* [WRITTEN EXERCISE]:
Every line below that holds the string "title" should be copied out.

**********

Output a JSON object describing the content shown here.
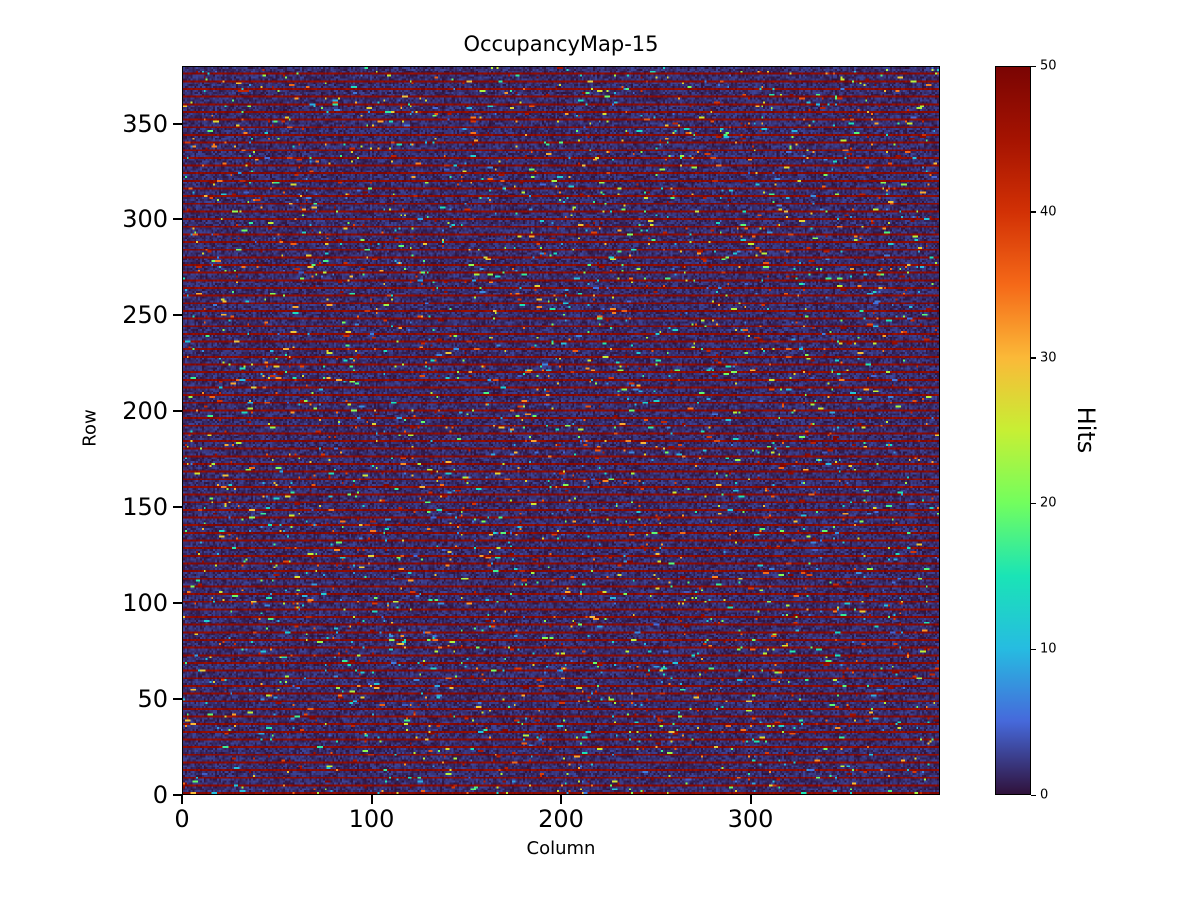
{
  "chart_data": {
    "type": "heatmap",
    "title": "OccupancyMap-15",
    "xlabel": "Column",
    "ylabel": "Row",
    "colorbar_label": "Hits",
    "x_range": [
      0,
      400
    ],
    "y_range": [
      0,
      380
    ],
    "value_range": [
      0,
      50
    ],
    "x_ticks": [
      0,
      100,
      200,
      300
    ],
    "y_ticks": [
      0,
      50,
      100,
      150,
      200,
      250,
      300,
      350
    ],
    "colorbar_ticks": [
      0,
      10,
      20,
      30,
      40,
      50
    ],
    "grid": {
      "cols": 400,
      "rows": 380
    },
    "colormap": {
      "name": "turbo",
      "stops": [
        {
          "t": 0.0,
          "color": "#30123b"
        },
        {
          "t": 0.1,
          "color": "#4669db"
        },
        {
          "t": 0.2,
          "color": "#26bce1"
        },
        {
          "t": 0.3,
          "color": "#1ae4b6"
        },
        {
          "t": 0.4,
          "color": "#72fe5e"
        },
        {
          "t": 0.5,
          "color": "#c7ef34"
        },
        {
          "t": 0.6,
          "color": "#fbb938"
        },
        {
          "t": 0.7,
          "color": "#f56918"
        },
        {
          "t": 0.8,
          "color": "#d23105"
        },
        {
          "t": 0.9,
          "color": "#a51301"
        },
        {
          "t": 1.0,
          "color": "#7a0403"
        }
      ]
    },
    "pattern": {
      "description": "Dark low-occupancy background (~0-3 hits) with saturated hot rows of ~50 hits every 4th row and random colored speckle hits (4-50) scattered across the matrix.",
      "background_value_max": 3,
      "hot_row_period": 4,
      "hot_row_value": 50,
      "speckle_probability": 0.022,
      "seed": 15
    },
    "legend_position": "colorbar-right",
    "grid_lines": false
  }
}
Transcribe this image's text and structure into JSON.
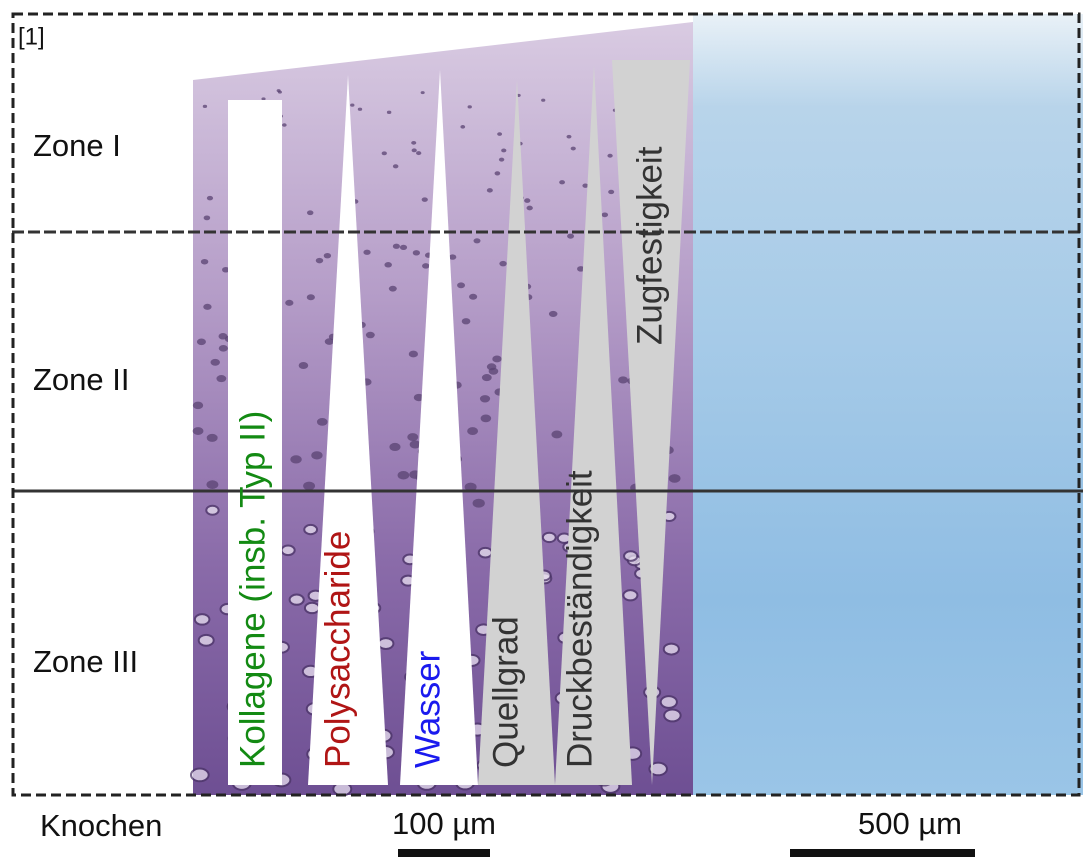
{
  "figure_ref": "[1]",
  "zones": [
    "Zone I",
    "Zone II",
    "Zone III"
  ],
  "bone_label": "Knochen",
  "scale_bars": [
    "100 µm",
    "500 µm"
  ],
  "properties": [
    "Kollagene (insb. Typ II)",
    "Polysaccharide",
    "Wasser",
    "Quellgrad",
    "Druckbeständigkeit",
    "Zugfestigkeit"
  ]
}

**********

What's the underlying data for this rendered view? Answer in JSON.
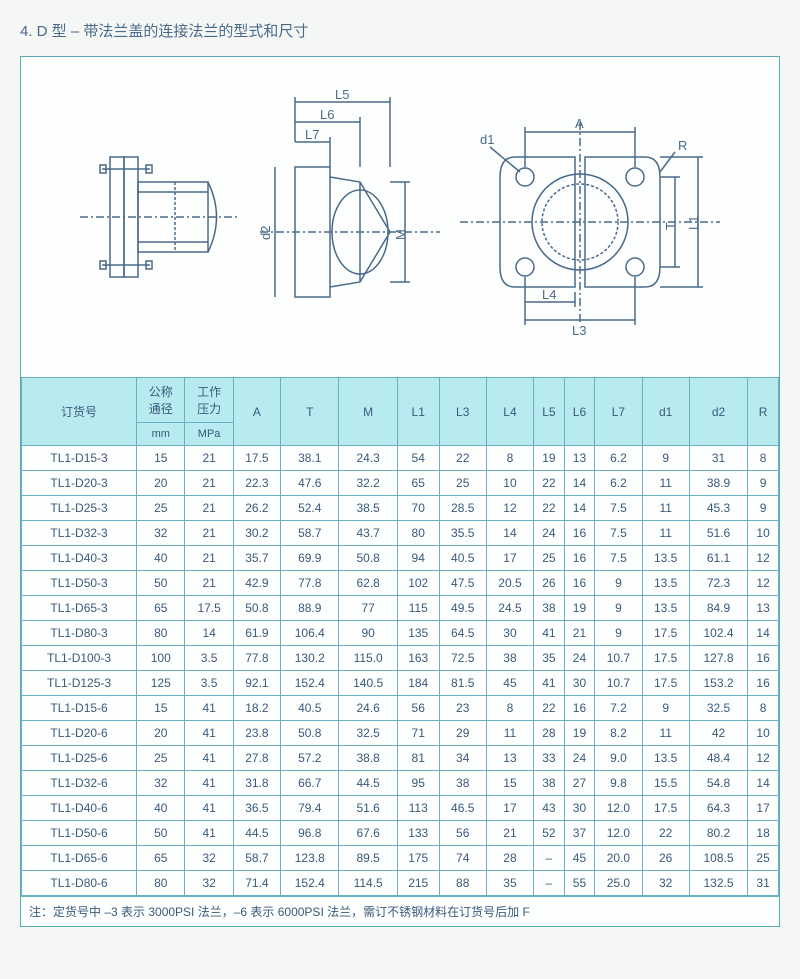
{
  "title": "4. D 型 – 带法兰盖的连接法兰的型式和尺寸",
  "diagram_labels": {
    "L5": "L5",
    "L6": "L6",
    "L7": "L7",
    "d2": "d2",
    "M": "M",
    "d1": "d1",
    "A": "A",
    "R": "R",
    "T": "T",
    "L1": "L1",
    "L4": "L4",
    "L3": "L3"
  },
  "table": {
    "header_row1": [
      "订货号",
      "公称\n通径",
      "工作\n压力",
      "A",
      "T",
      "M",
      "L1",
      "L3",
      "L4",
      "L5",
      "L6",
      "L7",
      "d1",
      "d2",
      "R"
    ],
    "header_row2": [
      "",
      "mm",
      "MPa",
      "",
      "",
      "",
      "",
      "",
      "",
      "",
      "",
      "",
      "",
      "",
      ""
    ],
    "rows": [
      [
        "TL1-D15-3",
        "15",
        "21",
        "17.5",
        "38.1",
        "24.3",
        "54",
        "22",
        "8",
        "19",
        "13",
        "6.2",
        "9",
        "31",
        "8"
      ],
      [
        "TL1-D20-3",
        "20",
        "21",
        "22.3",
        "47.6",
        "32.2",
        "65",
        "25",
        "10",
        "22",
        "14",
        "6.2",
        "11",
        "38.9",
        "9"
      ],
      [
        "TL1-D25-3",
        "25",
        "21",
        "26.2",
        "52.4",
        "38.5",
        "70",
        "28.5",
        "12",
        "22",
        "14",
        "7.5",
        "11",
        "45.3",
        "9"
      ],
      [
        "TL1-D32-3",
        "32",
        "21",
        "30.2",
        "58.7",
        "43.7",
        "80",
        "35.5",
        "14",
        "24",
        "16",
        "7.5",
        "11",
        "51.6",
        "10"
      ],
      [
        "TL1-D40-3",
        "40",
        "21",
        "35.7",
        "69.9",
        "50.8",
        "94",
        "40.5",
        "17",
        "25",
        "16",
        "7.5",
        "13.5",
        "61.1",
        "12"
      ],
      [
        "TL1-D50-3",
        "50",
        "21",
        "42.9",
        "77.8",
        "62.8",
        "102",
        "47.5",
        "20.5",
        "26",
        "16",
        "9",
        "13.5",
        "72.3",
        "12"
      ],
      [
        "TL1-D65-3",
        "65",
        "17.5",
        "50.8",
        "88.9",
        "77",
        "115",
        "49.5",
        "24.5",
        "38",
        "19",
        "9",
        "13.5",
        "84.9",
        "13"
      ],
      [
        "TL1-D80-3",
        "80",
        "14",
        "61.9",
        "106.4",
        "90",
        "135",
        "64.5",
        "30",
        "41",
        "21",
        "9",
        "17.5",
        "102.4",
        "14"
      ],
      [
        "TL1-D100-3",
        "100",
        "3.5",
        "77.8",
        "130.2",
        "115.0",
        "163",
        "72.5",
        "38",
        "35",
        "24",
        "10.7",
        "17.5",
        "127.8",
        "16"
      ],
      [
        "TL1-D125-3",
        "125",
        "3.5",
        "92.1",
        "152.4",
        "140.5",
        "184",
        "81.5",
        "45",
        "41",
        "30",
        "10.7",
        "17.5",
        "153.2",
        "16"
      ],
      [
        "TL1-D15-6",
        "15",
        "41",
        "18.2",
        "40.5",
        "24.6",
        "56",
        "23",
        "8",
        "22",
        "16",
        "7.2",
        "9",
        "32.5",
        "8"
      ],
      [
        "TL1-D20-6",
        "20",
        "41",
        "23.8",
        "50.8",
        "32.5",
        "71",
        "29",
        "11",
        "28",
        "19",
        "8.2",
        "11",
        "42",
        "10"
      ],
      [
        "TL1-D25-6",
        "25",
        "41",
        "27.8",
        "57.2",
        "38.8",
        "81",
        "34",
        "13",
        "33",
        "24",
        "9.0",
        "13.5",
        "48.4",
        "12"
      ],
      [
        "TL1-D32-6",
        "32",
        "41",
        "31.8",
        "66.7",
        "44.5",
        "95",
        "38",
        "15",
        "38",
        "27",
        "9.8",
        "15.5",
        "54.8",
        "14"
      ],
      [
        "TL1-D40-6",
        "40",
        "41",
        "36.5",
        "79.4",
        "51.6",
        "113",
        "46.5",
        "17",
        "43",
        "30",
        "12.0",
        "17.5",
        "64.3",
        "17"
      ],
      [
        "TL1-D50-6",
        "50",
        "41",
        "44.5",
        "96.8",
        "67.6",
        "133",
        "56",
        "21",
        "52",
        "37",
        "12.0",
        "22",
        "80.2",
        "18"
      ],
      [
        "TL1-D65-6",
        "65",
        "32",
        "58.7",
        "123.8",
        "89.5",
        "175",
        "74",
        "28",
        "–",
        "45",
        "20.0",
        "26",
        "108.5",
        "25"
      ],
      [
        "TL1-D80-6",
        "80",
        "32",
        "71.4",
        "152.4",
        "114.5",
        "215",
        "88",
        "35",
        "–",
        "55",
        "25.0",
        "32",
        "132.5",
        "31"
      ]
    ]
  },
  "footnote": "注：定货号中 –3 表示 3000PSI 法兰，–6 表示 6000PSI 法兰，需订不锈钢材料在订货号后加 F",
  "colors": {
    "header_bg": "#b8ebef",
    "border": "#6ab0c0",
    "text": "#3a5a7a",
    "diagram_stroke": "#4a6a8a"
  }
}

**********

* [TASK RESPONSE]:
    "title": "OccupancyMap-15",
  "title": "4. D 型 – 带法兰盖的连接法兰的型式和尺寸",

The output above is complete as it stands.